*Exercise prompt:*
Across the data below, how many lines hold "Emulator"? Answer with that number and nothing else.

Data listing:
----------
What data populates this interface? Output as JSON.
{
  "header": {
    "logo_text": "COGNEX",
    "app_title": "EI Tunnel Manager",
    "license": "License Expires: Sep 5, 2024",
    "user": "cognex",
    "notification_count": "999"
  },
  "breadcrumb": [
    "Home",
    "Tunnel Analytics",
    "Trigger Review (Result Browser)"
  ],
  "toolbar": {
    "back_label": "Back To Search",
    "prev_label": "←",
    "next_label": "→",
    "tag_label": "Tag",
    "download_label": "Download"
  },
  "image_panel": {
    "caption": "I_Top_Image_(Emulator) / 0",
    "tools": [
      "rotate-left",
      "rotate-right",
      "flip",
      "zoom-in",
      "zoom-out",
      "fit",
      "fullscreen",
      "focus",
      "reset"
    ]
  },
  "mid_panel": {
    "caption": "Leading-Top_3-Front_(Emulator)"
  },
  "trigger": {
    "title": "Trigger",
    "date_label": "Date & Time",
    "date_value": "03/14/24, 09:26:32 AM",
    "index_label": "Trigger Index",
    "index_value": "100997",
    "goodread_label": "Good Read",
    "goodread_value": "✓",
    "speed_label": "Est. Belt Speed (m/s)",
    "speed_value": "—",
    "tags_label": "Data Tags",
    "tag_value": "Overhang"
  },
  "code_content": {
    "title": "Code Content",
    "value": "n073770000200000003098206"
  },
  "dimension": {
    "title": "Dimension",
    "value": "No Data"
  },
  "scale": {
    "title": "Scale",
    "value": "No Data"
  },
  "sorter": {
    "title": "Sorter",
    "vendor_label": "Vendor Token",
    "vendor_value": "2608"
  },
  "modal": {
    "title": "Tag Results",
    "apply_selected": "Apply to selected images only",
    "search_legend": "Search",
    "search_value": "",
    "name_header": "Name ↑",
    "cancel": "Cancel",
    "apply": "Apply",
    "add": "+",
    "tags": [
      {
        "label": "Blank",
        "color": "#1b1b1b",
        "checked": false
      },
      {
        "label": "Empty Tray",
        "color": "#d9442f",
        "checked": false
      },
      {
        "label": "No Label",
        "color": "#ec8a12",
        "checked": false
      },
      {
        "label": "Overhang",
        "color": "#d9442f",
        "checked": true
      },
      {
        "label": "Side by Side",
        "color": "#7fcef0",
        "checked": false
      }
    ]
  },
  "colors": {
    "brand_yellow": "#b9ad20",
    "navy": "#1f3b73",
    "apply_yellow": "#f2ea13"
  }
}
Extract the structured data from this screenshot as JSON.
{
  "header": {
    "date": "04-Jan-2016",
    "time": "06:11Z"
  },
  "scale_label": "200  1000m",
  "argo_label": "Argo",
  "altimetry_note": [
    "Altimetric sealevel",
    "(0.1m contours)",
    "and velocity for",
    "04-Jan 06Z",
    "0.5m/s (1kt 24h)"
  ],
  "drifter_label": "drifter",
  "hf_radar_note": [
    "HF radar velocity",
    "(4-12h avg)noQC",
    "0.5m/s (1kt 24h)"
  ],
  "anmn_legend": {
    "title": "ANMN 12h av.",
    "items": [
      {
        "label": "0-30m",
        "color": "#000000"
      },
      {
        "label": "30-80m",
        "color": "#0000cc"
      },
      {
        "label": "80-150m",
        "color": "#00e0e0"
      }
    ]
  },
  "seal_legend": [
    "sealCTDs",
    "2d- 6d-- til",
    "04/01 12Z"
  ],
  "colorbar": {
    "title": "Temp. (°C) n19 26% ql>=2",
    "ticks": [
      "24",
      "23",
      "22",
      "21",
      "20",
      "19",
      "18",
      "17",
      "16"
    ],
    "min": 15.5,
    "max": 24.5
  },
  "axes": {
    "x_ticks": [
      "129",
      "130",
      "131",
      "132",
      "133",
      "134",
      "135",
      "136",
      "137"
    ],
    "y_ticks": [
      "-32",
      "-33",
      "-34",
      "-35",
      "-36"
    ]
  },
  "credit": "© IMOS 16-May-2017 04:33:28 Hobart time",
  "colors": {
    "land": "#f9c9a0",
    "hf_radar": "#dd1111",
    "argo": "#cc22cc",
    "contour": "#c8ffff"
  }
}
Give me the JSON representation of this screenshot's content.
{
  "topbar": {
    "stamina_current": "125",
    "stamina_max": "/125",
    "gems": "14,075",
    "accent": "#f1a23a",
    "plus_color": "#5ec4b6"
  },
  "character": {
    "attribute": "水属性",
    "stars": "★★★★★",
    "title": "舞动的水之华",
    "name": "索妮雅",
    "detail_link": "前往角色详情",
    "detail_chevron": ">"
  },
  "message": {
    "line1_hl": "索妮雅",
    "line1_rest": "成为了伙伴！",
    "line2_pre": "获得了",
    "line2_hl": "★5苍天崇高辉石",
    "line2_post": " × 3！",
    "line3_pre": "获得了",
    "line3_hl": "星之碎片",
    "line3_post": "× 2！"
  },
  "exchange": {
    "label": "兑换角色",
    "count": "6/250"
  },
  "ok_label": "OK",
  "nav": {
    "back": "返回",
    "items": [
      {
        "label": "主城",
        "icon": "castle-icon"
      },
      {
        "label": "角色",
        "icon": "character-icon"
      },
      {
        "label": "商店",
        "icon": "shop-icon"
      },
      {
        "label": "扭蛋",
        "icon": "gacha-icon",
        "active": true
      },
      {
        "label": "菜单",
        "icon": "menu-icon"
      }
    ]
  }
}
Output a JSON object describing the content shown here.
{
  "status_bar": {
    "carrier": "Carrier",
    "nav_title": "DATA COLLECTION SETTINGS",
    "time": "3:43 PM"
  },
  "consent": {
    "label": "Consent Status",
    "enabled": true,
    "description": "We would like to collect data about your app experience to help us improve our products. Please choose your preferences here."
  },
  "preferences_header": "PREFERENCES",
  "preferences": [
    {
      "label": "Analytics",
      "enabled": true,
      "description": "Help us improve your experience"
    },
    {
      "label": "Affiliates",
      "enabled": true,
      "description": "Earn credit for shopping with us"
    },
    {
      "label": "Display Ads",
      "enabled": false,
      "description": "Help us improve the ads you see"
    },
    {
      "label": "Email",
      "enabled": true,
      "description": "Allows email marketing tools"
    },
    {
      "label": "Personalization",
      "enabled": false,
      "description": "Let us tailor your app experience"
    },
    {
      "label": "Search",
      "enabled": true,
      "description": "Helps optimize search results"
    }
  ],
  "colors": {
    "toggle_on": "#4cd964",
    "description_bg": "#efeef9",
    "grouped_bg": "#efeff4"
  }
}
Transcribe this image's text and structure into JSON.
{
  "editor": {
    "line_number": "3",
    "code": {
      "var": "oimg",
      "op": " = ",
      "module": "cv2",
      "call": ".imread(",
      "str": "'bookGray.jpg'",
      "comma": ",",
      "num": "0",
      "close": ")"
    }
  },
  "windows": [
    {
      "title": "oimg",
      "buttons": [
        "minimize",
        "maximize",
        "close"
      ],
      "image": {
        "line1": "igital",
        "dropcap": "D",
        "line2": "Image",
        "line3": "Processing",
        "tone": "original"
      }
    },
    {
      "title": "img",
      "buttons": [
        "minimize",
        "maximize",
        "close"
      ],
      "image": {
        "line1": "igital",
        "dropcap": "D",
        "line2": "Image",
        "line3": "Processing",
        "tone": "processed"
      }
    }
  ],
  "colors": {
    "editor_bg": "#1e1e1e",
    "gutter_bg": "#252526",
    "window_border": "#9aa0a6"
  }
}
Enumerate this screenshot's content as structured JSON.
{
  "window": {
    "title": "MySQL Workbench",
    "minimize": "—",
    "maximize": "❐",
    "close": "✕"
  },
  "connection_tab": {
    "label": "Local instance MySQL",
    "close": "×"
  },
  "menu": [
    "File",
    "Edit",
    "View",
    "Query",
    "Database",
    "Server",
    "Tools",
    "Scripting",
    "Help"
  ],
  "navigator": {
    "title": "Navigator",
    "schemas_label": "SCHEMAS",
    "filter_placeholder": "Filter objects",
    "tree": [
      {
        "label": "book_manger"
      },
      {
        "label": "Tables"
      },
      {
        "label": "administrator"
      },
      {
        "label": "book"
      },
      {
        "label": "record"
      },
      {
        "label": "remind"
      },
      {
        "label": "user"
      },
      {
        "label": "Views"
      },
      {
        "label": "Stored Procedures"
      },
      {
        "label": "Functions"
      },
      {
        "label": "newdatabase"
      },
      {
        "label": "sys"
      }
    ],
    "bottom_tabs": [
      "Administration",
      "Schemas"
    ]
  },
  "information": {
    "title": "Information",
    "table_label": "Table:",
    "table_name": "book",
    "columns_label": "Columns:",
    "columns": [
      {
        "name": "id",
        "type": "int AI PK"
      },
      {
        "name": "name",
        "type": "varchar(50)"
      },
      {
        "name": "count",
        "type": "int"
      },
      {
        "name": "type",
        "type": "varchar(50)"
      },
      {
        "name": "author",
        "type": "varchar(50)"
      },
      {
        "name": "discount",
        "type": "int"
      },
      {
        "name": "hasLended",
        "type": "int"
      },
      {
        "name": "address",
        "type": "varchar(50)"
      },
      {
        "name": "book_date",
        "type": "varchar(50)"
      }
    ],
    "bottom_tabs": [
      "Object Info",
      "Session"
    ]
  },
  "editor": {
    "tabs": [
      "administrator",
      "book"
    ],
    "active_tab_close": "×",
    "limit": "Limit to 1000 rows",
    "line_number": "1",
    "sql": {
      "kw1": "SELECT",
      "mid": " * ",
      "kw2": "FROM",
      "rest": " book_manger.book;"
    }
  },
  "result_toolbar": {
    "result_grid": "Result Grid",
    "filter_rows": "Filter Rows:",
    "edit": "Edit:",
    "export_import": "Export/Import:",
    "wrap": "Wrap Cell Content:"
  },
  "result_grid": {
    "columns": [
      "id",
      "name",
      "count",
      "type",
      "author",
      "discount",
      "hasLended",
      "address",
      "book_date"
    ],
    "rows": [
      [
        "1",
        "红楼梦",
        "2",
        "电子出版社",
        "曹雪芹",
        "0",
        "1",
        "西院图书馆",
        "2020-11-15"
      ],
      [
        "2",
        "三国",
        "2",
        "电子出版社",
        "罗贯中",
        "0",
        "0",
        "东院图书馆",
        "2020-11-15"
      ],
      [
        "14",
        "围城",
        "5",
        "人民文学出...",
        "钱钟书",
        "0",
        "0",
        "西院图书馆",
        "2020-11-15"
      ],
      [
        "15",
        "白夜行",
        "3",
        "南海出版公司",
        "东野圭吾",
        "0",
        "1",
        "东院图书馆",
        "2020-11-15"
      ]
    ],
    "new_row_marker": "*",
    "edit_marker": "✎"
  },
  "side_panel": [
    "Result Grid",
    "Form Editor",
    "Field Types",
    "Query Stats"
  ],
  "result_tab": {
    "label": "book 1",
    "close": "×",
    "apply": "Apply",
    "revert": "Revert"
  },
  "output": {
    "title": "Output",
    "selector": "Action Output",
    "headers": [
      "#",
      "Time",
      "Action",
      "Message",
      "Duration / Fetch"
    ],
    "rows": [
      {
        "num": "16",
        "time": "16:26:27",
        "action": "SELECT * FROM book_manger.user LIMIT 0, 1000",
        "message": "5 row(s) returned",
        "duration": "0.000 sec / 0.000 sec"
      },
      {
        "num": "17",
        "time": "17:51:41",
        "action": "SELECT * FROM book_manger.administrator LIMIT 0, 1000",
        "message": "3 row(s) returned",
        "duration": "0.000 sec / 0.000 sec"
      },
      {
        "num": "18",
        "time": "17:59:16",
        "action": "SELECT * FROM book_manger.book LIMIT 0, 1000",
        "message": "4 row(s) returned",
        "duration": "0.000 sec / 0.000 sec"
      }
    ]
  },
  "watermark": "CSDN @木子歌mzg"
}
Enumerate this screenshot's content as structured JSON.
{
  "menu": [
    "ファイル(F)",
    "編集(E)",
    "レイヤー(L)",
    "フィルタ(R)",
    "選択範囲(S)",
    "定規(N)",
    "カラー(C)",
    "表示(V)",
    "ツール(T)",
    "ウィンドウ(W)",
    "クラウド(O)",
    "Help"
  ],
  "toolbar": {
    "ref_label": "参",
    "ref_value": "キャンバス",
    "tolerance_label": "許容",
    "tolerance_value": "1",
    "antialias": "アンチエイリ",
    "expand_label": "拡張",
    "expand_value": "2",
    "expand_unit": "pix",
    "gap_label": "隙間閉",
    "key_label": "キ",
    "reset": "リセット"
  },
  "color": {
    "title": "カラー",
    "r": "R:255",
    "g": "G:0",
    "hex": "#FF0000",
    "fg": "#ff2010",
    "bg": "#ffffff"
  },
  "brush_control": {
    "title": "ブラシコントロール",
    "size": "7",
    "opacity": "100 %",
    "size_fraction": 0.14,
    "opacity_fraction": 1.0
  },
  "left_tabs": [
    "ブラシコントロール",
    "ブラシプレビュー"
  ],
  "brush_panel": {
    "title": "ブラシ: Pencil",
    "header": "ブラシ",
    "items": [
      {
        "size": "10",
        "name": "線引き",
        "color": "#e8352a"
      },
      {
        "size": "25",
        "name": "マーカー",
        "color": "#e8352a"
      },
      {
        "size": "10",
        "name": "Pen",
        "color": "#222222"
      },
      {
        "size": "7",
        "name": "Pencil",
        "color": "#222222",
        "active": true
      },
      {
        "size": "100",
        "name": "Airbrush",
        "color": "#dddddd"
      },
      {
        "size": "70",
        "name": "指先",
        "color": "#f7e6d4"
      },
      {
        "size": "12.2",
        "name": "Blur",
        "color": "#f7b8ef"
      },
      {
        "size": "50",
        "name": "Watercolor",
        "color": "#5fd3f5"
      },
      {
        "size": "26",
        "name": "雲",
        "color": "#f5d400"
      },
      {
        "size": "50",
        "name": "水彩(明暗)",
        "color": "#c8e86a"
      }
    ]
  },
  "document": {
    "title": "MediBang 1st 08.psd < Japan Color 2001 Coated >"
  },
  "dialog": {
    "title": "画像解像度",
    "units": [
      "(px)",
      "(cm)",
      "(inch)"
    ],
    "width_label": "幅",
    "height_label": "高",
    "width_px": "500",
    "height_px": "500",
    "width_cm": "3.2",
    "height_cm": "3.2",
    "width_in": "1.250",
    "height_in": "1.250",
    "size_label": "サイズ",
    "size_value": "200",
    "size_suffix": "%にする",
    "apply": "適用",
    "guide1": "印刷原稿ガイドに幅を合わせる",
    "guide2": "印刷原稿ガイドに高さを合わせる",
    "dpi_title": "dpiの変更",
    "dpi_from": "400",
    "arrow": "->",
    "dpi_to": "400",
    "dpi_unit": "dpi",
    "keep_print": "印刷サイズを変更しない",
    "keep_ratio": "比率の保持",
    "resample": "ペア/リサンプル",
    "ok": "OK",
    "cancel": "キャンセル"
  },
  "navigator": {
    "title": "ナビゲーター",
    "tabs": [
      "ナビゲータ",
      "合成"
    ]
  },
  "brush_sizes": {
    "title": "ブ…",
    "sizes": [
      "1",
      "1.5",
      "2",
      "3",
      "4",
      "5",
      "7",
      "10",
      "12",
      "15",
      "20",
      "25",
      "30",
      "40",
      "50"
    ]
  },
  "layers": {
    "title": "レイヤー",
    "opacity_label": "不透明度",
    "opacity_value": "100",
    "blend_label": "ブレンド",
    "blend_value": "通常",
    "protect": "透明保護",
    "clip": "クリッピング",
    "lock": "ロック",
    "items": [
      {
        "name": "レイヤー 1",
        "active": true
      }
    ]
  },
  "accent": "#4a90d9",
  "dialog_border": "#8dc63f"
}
----------
*Response to this exercise:*
2